Teile der Übung:
a - Prüfen Sie für jede der Aussagen (i), (ii) und (iii), ob sie mit dem Artikel zum Bürgergeld übereinstimmt, und belegen Sie Ihr Ja oder Nein mit den entscheidenden Worten des Artikels als wörtlichem Zitat.
(i) Das Bürgergeld löst zum 1. Januar Hartz IV ab.
(ii) Wer bisher Arbeitslosengeld II bezog, muss für das Bürgergeld einen neuen Antrag stellen.
(iii) Sanktionen fallen mit dem Bürgergeld künftig weg.
b - Bitte entnehmen Sie dem Artikel zum Bürgergeld wörtlich den Teil, der mit den Worten „Wer bisher Anspruch“ einsetzt und mit „das Bürgergeld ausfallen?“ schließt.

Anspruch, Höhe, SanktionenWas man jetzt zum neuen Bürgergeld wissen muss
Berlin – Aus Hartz IV wird zum 1. Januar das Bürgergeld: Das vom Bundeskabinett am Mittwoch gebilligte Bürgergeld-Gesetz erhöht die bisherigen Leistungen – und baut auf Vertrauen zwischen Leistungsbeziehern und Jobcentern. Doch die umstrittenen Sanktionen wird es auch künftig geben.
Wer hat künftig Anspruch auf das Bürgergeld?
Wer bisher Anspruch auf Arbeitslosengeld II hatte, wird einen Anspruch auf Bürgergeld haben. Dafür müssen keine neuen Anträge gestellt werden. Infrage kommt das Bürgergeld auch für Menschen, deren Arbeitseinkommen nicht zum Lebensunterhalt reicht. Sie können ergänzende Unterstützung erhalten.
Wie hoch wird das Bürgergeld ausfallen?

Bereitgestellte Zeilen:
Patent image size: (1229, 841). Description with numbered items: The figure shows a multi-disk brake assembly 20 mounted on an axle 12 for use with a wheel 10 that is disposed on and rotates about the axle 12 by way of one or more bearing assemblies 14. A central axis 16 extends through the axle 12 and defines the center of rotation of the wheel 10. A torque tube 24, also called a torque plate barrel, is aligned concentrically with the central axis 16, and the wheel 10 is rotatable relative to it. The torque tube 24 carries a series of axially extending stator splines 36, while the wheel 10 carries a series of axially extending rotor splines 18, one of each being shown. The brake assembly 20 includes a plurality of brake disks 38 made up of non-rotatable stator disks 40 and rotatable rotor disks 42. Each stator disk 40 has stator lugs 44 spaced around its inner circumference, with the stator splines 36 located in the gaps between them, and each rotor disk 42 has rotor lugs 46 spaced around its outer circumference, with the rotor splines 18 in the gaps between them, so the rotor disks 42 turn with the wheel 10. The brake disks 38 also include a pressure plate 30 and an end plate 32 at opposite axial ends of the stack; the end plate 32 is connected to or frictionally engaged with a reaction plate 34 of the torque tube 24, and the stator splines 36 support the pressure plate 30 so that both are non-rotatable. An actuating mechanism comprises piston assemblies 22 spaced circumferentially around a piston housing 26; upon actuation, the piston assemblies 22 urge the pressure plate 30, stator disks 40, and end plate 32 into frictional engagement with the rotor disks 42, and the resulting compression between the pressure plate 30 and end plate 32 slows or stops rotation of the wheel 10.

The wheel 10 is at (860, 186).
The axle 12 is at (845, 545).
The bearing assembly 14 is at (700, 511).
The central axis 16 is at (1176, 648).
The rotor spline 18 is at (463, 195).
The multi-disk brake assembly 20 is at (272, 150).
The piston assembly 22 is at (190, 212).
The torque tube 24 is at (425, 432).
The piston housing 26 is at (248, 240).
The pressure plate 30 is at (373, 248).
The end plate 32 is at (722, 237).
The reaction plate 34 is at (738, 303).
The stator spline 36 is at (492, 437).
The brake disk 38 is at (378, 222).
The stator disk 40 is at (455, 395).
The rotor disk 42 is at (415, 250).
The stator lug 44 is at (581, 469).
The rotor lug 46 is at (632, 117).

Lösungen je Aufgabe:
a -
(i) Ja: „Aus Hartz IV wird zum 1. Januar das Bürgergeld“
(ii) Nein: „Dafür müssen keine neuen Anträge gestellt werden.“
(iii) Nein: „Doch die umstrittenen Sanktionen wird es auch künftig geben.“

b -
Wer bisher Anspruch auf Arbeitslosengeld II hatte, wird einen Anspruch auf Bürgergeld haben. Dafür müssen keine neuen Anträge gestellt werden. Infrage kommt das Bürgergeld auch für Menschen, deren Arbeitseinkommen nicht zum Lebensunterhalt reicht. Sie können ergänzende Unterstützung erhalten.
Wie hoch wird das Bürgergeld ausfallen?